-- begin Document section --

Num  Day        Wall Time
01   2017-12-22   7
     Total Time = 7.00
      Avg. Time = 7.00
slurmstepd: error: Detected 2 oom-kill event(s) in StepId=47.batch cgroup. Some of your processes may have been killed by the cgroup out-of-memory handler.

Trying a run after converting the nc4 files to nc classic compressed files to see if the out-of-memory is due to a memory leak in the nc4 compressed libraries.

steps:

  1. rebuild the CMAQv5.4+ code with uncompressed libraries

module load ioapi-3.2_20200828/gcc-9.2.1-netcdf 
  1. create a new project directory to compile the code

cd /shared/build/CMAQ_REPO_v54+
git pull

edit bldit_project.csh to use

 set CMAQ_HOME =  /shared/build/openmpi_gcc/CMAQ_v54+_classic

Run bldit_project.csh

./bldit_project.csh

Change directories to the new build location.

-- end Document section --
-- begin Data section --

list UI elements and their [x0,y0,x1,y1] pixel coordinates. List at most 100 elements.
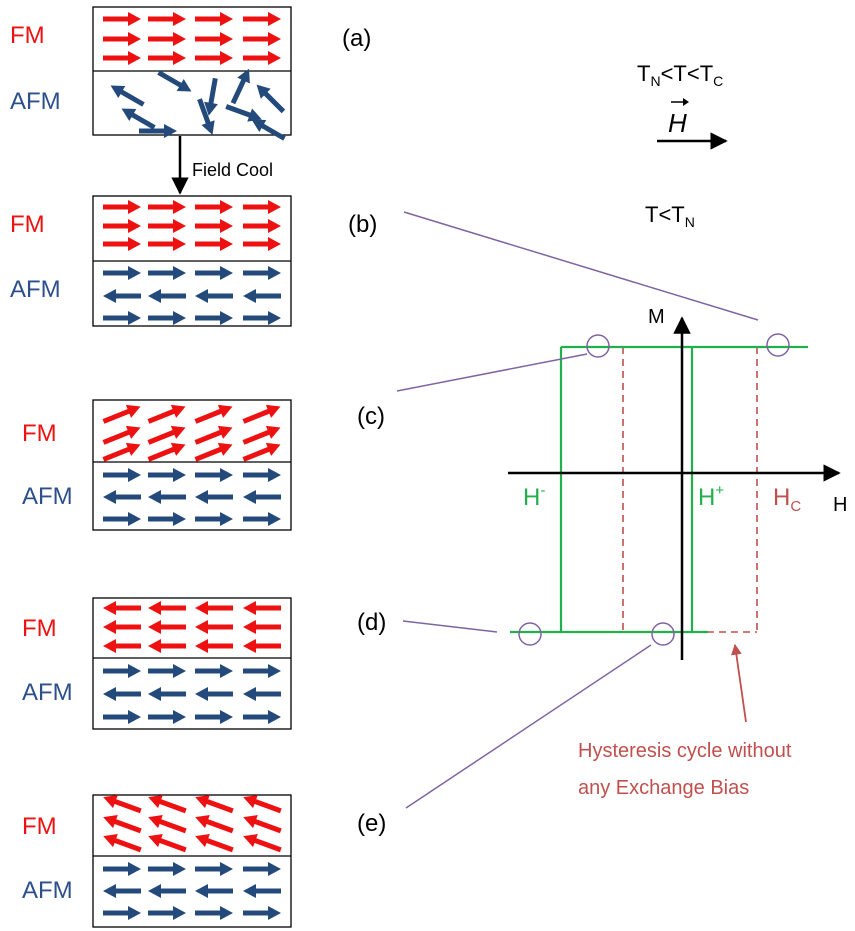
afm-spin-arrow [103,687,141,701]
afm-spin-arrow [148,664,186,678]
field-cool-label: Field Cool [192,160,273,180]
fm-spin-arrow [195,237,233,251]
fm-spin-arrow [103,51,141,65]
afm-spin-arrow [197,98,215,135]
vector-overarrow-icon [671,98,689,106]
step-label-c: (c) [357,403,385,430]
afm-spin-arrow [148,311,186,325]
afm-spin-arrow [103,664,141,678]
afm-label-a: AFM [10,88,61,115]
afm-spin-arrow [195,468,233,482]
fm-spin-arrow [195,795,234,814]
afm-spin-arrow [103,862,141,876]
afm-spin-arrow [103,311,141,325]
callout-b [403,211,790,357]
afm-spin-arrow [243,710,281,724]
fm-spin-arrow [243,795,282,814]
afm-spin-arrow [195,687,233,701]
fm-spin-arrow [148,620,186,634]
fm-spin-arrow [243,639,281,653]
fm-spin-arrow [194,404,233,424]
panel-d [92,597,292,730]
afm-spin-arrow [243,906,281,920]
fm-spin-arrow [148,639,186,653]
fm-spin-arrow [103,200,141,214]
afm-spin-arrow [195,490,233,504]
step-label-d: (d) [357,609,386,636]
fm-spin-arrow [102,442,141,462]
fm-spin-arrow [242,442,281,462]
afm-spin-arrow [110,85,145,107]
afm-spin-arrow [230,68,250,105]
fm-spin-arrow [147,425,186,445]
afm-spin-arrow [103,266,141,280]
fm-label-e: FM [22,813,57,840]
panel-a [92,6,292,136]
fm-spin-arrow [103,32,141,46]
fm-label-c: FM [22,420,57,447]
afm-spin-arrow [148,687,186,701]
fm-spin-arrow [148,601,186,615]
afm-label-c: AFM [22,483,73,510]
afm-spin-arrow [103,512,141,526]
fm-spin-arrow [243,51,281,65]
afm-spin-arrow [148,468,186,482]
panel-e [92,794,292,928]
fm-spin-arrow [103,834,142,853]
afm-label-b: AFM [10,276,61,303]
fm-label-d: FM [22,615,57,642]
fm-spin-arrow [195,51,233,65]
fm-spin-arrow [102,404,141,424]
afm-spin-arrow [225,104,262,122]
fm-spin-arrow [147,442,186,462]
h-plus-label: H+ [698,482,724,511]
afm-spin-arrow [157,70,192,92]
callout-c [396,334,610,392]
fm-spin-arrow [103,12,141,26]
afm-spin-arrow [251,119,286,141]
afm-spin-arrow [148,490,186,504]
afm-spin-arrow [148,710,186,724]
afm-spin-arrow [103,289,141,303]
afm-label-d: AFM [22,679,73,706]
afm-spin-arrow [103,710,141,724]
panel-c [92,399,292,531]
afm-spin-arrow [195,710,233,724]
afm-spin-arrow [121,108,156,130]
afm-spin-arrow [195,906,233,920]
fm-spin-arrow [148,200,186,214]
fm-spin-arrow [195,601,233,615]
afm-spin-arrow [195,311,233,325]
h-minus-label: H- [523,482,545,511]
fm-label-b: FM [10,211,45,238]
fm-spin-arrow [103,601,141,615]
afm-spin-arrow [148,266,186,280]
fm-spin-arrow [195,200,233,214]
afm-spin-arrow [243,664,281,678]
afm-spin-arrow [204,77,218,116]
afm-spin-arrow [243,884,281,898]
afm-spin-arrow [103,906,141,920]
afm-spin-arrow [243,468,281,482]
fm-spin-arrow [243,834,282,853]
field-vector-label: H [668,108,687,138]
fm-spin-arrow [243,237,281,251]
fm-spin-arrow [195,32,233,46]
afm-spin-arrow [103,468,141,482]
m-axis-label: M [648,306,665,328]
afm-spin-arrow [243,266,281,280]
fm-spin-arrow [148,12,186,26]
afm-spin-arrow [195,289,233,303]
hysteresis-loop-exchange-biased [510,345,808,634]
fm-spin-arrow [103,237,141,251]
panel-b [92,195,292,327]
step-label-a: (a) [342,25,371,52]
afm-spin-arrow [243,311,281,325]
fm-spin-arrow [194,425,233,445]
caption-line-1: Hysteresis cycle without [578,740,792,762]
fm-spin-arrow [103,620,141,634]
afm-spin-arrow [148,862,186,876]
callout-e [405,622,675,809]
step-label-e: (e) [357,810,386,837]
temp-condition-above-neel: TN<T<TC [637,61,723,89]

-- end Data section --
-- begin Data section --

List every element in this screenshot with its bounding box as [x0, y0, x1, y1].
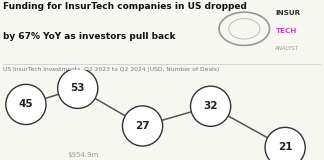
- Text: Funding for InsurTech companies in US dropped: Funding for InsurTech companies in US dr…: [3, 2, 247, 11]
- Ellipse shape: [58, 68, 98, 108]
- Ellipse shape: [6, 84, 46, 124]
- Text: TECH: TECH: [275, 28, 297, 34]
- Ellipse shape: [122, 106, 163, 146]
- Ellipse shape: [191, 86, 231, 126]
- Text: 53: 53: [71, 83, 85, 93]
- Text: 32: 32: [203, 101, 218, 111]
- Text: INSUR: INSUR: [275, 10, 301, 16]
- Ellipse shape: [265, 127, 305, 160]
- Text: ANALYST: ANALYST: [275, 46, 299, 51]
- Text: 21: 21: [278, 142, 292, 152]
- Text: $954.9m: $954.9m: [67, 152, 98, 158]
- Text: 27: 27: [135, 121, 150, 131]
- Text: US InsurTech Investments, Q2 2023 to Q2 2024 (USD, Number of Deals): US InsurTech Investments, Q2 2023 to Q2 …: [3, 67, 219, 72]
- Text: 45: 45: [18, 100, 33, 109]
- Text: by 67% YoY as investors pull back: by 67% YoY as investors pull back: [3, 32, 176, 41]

-- end Data section --

**The exercise:** Set down, word for word, the part of the CMAQ rebuild notes that begins at the words "edit bldit_project.csh to" and stops after "new build location.". The entries have no role in what is asked here.

**The response:**
edit bldit_project.csh to use

 set CMAQ_HOME =  /shared/build/openmpi_gcc/CMAQ_v54+_classic

Run bldit_project.csh

./bldit_project.csh

Change directories to the new build location.